** START **
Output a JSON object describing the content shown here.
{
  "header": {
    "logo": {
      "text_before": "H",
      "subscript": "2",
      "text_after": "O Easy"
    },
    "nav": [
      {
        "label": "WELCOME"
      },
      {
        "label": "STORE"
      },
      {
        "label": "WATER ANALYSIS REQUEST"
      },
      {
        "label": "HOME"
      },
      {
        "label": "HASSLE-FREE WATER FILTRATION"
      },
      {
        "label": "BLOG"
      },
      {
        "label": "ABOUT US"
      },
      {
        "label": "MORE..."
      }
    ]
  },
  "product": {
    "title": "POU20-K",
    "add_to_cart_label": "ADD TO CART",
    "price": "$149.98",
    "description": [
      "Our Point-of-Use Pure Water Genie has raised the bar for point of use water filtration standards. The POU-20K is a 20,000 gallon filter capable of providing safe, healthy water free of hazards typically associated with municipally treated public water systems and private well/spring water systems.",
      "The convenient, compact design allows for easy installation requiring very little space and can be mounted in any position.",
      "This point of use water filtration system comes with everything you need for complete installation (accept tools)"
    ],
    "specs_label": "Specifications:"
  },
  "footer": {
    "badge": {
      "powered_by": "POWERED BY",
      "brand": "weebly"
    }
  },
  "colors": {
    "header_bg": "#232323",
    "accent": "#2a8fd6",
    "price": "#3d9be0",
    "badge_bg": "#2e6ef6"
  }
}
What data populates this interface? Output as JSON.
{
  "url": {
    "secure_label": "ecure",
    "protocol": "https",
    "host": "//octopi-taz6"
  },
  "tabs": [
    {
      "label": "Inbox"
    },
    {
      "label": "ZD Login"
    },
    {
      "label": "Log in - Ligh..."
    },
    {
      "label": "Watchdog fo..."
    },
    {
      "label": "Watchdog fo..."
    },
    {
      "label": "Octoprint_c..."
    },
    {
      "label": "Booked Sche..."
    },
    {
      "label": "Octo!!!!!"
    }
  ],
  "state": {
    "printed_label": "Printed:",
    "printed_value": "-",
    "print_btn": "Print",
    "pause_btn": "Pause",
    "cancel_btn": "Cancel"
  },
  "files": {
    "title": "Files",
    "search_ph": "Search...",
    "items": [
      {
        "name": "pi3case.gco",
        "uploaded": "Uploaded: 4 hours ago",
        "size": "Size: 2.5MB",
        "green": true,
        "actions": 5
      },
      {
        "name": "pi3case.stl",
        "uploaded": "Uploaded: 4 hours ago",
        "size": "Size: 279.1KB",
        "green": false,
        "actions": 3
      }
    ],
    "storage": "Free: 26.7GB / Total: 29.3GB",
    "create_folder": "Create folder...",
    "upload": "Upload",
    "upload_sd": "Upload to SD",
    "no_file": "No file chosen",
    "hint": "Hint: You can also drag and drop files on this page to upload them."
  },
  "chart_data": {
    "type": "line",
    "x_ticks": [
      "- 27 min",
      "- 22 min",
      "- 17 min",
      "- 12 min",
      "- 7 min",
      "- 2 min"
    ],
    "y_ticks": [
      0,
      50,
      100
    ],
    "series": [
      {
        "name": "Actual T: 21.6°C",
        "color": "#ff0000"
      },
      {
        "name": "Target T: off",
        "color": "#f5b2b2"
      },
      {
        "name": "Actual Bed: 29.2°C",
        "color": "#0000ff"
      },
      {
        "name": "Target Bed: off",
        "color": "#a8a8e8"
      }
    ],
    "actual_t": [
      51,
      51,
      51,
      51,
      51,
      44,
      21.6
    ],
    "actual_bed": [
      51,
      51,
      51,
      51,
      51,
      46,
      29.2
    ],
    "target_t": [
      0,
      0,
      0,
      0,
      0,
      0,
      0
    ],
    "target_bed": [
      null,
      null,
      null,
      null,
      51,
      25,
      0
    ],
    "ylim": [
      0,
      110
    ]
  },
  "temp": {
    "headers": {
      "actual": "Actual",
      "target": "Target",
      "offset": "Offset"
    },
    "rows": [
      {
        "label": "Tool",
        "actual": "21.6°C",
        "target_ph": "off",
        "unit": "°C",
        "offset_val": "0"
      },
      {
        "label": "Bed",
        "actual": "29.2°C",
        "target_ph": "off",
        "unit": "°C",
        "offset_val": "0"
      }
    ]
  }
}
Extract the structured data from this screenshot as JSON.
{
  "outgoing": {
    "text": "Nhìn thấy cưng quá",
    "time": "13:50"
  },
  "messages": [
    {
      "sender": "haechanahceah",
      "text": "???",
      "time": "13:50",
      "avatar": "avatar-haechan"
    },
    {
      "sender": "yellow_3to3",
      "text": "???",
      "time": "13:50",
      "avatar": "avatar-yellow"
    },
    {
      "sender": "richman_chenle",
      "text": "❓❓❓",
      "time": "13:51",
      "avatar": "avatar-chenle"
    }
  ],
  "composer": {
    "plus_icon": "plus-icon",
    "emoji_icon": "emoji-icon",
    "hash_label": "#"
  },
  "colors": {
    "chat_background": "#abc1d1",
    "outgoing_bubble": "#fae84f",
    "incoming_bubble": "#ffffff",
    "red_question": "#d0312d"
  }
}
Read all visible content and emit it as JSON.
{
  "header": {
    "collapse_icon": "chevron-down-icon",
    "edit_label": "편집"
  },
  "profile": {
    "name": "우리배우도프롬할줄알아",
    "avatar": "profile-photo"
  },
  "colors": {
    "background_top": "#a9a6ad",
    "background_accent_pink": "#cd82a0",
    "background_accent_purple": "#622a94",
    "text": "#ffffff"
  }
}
** END **
Your objective: Where a line holds the string "name", copy that line.

Exercise answer:
        "name": "pi3case.gco",
        "name": "pi3case.stl",
        "name": "Actual T: 21.6°C",
        "name": "Target T: off",
        "name": "Actual Bed: 29.2°C",
        "name": "Target Bed: off",
    "name": "우리배우도프롬할줄알아",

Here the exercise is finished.